TO BE DONE: Determine the number of lines that have the string "xuất" in them, and give only that number.

MATERIAL PROVIDED:
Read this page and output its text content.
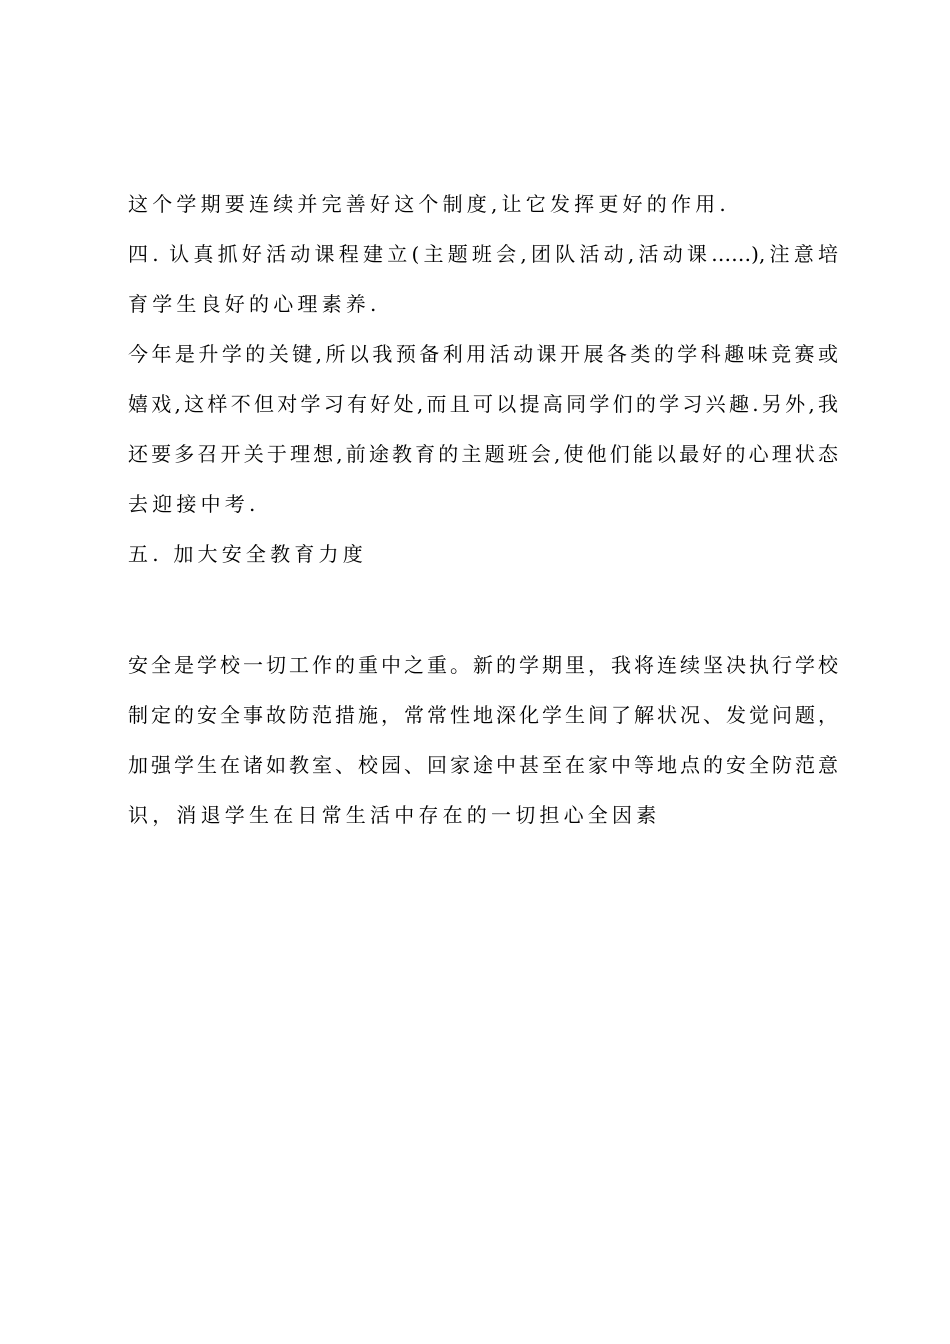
这个学期要连续并完善好这个制度,让它发挥更好的作用.

四. 认真抓好活动课程建立(主题班会,团队活动,活动课……),注意培

育学生良好的心理素养.

今年是升学的关键,所以我预备利用活动课开展各类的学科趣味竞赛或

嬉戏,这样不但对学习有好处,而且可以提高同学们的学习兴趣.另外,我

还要多召开关于理想,前途教育的主题班会,使他们能以最好的心理状态

去迎接中考.

五. 加大安全教育力度

安全是学校一切工作的重中之重。新的学期里，我将连续坚决执行学校

制定的安全事故防范措施，常常性地深化学生间了解状况、发觉问题，

加强学生在诸如教室、校园、回家途中甚至在家中等地点的安全防范意

识，消退学生在日常生活中存在的一切担心全因素
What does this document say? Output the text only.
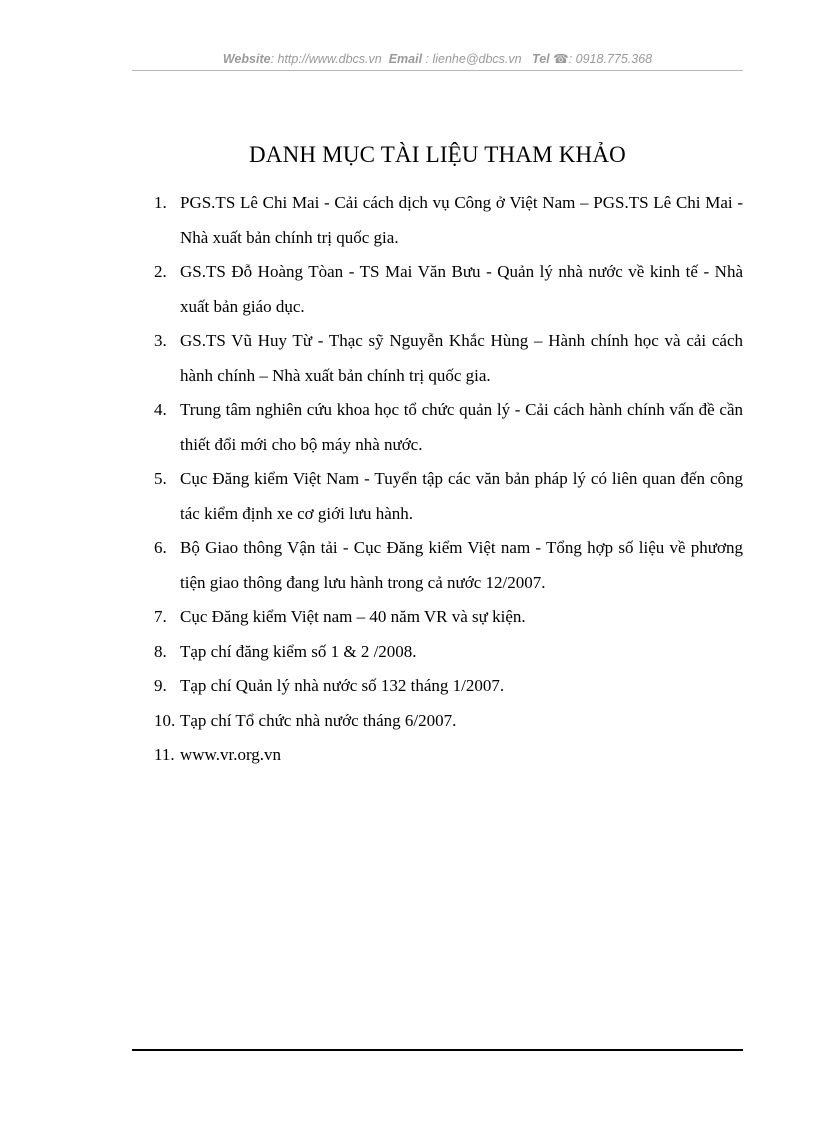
Website: http://www.dbcs.vn Email : lienhe@dbcs.vn Tel ☎: 0918.775.368
DANH MỤC TÀI LIỆU THAM KHẢO
1. PGS.TS Lê Chi Mai - Cải cách dịch vụ Công ở Việt Nam – PGS.TS Lê Chi Mai - Nhà xuất bản chính trị quốc gia.
2. GS.TS Đỗ Hoàng Tòan - TS Mai Văn Bưu - Quản lý nhà nước về kinh tế - Nhà xuất bản giáo dục.
3. GS.TS Vũ Huy Từ - Thạc sỹ Nguyễn Khắc Hùng – Hành chính học và cải cách hành chính – Nhà xuất bản chính trị quốc gia.
4. Trung tâm nghiên cứu khoa học tổ chức quản lý - Cải cách hành chính vấn đề cần thiết đổi mới cho bộ máy nhà nước.
5. Cục Đăng kiểm Việt Nam - Tuyển tập các văn bản pháp lý có liên quan đến công tác kiểm định xe cơ giới lưu hành.
6. Bộ Giao thông Vận tải - Cục Đăng kiểm Việt nam - Tổng hợp số liệu về phương tiện giao thông đang lưu hành trong cả nước 12/2007.
7. Cục Đăng kiểm Việt nam – 40 năm VR và sự kiện.
8. Tạp chí đăng kiểm số 1 & 2 /2008.
9. Tạp chí Quản lý nhà nước số 132 tháng 1/2007.
10. Tạp chí Tổ chức nhà nước tháng 6/2007.
11. www.vr.org.vn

OUTPUT: 3